■ **Exercise instructions**:
(1) Shorten the paragraph beginning "Buxton was educated at" from the Adam Buxton biography into a bulleted list that keeps its main facts.
(2) In the Adam Buxton biography, write out the stretch from "With Joe Cornish" through "a large beard." again, using "double act" in place of "comedy duo".

■ **Document extract**:
====

Early life and education 
Buxton was born on 7 June 1969 in Shepherd's Bush, London, and spent some of his childhood in Wales. His father was the travel writer and wine critic Nigel Buxton, who later appeared  on The Adam and Joe Show as "Baaad Dad". Adam's mother, Valerie (née Birrell), was Chilean.

Buxton was educated at Windlesham House School in Pulborough, West Sussex, then Westminster School, London. At Westminster, he befriended his future comedy partner Joe Cornish and the future documentarian Louis Theroux. He attended the University of Warwick for two terms before dropping out to study sculpture at Cheltenham College of Art.

Career

With Joe Cornish

Buxton's first television appearance was in an episode of Channel 4's Takeover TV. In 1995, he hosted the show itself. Buxton and Joe Cornish formed the comedy duo Adam and Joe, and with the production company World of Wonder created The Adam and Joe Show for Channel 4. It ran for four series from 1996 to 2001. In 1999, The Adam and Joe Book, a spin-off book written by Buxton and Cornish, was published. Buxton and Cornish presented radio shows on Xfm and later BBC Radio 6 Music, which won a Silver Sony Award for Best Entertainment Programme in 2012.

Solo work

Buxton co-wrote and acted in the Channel 4 mini-series The Last Chancers, broadcast in December 2004. In 2005, he performed character-driven comedy at the 2005 Edinburgh Festival, with a show entitled I, Pavel, for which he grew a large beard.

====

■ **Material provided**:

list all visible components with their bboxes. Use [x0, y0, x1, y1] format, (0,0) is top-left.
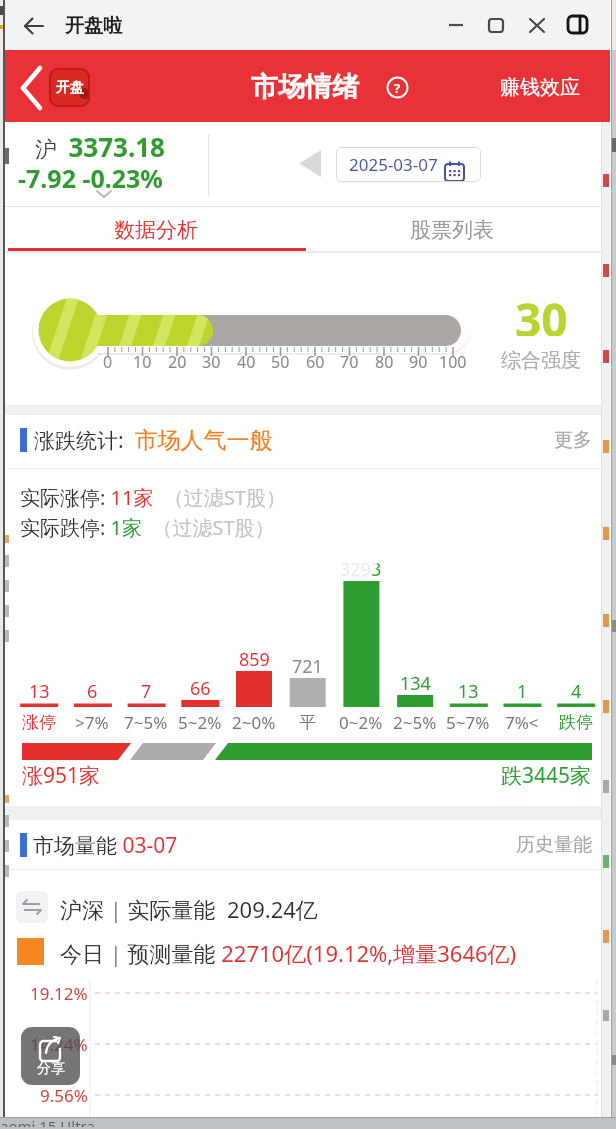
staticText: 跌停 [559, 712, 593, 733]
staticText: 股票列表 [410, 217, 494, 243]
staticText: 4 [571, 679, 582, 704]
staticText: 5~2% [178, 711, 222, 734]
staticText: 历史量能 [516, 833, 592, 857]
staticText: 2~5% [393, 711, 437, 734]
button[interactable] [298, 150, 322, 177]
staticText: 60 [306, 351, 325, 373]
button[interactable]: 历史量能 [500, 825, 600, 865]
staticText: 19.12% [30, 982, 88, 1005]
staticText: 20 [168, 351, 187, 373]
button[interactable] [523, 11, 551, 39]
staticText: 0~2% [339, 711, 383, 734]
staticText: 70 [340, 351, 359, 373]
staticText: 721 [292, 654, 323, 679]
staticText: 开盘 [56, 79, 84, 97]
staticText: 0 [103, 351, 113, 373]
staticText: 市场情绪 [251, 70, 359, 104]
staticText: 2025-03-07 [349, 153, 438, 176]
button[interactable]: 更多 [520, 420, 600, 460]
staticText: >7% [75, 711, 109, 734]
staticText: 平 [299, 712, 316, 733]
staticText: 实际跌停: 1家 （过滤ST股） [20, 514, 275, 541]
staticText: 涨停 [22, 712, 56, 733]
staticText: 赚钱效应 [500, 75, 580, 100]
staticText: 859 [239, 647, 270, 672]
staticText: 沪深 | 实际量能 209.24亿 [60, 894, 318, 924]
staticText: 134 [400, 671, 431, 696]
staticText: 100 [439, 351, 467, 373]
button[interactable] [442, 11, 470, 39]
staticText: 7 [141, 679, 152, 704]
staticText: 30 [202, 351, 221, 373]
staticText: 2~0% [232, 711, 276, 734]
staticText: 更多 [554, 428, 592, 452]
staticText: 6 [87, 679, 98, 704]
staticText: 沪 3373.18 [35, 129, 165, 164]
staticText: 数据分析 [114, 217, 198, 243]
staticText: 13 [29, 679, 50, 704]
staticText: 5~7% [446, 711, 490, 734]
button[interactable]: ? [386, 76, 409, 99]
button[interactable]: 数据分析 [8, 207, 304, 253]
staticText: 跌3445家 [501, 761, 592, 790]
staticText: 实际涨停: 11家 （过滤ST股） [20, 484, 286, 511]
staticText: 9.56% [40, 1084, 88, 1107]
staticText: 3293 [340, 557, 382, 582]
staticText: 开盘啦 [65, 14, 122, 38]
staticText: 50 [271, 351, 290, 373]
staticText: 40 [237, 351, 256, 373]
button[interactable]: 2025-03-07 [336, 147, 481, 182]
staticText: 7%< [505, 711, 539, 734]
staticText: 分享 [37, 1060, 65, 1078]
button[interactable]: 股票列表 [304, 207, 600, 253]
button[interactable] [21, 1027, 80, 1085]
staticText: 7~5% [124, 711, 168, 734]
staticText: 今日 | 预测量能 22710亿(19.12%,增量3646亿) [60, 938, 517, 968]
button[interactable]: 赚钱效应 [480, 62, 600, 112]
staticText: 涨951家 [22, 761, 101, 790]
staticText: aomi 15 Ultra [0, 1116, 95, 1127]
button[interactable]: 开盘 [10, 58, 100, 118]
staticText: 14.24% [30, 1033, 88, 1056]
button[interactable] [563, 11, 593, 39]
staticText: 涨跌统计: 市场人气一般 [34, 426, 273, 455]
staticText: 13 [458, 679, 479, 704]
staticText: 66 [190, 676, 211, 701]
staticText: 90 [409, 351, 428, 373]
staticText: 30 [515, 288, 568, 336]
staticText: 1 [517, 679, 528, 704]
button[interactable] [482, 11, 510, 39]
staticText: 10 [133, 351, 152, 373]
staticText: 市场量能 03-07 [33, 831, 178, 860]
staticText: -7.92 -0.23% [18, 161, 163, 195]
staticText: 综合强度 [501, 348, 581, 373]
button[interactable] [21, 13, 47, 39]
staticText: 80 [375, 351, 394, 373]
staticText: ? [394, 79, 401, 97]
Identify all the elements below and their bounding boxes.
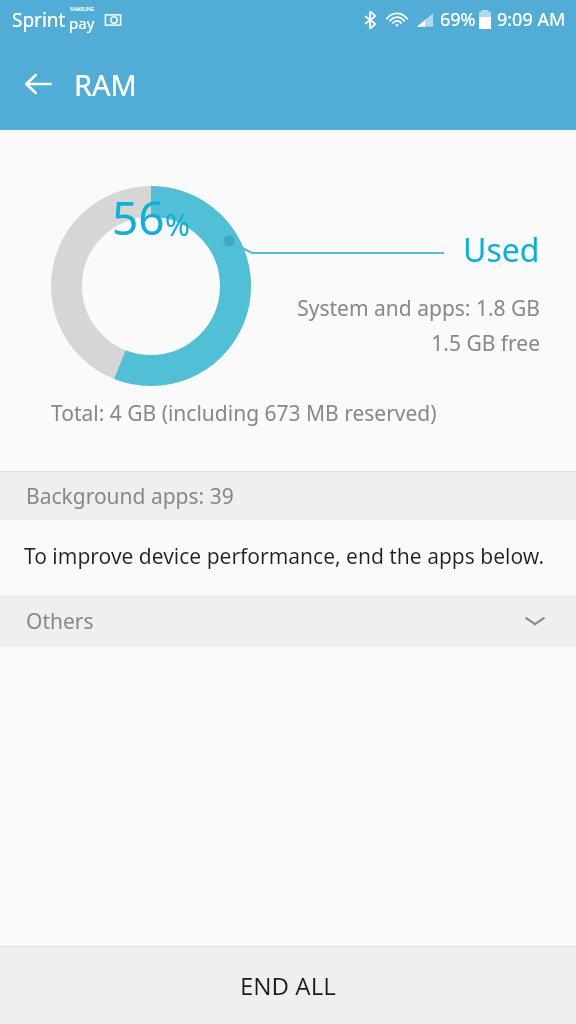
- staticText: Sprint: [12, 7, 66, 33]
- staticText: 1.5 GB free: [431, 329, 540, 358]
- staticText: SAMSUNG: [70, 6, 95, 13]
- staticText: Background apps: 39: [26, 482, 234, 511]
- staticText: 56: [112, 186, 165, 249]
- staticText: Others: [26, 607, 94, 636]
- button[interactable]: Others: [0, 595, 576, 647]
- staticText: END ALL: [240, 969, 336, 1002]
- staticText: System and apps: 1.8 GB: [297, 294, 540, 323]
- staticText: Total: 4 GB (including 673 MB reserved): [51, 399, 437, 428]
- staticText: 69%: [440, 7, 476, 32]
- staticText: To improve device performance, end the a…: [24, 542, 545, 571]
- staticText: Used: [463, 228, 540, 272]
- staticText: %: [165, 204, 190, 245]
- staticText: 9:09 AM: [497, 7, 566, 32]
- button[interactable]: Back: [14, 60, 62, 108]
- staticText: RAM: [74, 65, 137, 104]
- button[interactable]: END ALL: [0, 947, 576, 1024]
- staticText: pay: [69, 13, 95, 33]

====

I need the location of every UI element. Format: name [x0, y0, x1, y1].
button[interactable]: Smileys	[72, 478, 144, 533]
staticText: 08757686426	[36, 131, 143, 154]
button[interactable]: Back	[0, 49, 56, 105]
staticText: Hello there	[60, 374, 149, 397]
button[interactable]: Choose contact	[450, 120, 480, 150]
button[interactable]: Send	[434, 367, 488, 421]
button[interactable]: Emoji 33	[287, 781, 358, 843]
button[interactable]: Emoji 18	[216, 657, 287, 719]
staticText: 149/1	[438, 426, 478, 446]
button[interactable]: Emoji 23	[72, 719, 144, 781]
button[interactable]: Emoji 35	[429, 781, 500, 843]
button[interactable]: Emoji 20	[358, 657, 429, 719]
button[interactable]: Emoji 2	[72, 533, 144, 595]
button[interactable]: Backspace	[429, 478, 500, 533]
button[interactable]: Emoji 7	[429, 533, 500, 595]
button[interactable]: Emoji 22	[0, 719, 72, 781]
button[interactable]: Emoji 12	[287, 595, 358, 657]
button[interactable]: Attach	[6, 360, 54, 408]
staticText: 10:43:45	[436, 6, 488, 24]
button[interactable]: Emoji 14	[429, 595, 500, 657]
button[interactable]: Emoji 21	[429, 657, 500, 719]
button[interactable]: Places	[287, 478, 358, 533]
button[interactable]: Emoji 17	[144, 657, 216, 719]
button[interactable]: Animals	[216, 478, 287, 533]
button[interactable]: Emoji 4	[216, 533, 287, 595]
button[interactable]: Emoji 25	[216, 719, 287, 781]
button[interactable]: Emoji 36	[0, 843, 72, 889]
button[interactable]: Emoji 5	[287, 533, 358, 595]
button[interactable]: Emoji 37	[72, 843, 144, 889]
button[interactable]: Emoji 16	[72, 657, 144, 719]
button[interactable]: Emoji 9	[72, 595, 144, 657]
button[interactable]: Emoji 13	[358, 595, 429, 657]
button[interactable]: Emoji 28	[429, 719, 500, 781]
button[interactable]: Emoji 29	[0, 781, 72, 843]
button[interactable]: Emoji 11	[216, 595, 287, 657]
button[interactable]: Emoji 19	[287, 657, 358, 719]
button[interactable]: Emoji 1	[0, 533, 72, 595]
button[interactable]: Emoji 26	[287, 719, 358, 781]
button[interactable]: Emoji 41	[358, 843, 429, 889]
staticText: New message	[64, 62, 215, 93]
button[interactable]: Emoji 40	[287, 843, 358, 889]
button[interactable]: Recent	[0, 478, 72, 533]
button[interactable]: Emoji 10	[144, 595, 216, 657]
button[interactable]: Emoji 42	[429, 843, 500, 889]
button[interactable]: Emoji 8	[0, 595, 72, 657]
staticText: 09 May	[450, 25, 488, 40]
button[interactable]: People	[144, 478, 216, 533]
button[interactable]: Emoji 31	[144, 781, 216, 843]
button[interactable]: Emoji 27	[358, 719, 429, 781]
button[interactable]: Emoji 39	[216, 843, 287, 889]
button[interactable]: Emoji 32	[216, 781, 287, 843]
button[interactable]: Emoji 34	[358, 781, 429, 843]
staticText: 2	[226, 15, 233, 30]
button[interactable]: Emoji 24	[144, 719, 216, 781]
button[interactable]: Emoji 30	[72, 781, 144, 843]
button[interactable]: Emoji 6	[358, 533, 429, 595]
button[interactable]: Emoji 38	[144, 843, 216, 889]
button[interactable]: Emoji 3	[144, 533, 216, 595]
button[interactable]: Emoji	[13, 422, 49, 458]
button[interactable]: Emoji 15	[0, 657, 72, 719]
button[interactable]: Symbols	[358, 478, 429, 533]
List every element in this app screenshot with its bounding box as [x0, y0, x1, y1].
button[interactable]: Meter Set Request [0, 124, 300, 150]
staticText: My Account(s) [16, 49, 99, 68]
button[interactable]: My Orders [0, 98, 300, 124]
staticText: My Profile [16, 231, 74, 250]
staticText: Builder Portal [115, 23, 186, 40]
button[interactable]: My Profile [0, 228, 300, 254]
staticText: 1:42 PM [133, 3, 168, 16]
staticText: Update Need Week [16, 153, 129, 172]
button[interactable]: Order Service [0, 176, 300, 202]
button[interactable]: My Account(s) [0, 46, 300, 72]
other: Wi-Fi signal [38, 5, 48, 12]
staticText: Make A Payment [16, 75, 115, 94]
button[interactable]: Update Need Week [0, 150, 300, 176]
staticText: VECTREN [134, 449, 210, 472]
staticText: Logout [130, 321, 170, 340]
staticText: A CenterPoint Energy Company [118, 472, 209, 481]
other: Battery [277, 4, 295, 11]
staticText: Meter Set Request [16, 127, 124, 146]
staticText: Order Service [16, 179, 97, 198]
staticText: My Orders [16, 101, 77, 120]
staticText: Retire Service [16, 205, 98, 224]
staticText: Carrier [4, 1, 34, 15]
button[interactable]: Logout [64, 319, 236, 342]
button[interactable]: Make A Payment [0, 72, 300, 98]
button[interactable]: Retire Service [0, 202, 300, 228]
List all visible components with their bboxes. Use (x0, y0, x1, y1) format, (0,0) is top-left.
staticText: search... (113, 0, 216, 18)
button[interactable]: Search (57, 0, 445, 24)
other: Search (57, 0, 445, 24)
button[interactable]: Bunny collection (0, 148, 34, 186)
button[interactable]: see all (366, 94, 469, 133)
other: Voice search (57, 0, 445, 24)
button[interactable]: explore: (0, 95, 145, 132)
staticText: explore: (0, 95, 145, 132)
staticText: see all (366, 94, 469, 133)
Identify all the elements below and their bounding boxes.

====

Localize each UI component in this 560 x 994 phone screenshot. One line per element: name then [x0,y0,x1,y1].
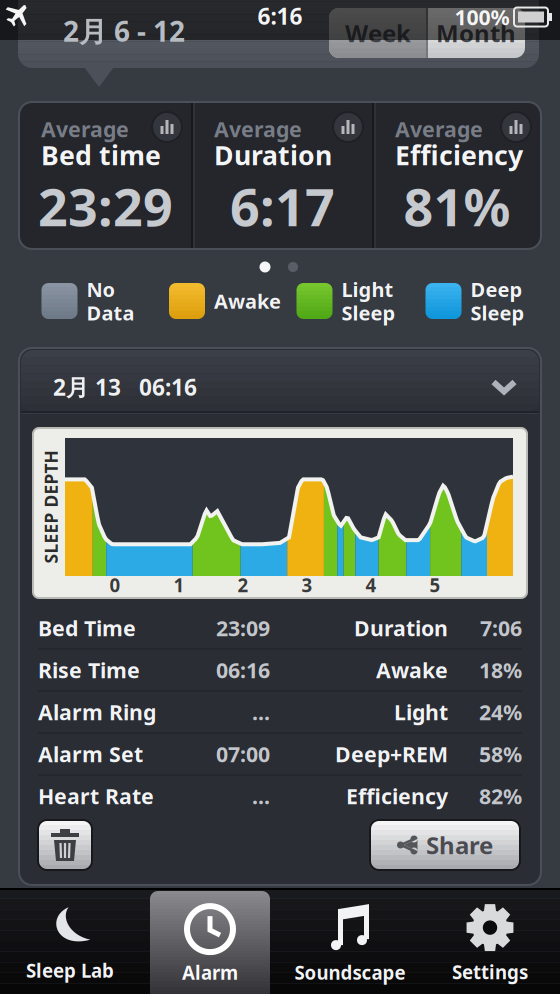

====

■ **Solution set**:
(1)
- Went to Windlesham House School in Pulborough, West Sussex, then Westminster School, London
- At Westminster, became friends with Joe Cornish, later his comedy partner, and Louis Theroux, later a documentarian
- Spent two terms at the University of Warwick
- Dropped out to study sculpture at Cheltenham College of Art

(2)
With Joe Cornish

Buxton's first television appearance was in an episode of Channel 4's Takeover TV. In 1995, he hosted the show itself. Buxton and Joe Cornish formed the double act Adam and Joe, and with the production company World of Wonder created The Adam and Joe Show for Channel 4. It ran for four series from 1996 to 2001. In 1999, The Adam and Joe Book, a spin-off book written by Buxton and Cornish, was published. Buxton and Cornish presented radio shows on Xfm and later BBC Radio 6 Music, which won a Silver Sony Award for Best Entertainment Programme in 2012.

Solo work

Buxton co-wrote and acted in the Channel 4 mini-series The Last Chancers, broadcast in December 2004. In 2005, he performed character-driven comedy at the 2005 Edinburgh Festival, with a show entitled I, Pavel, for which he grew a large beard.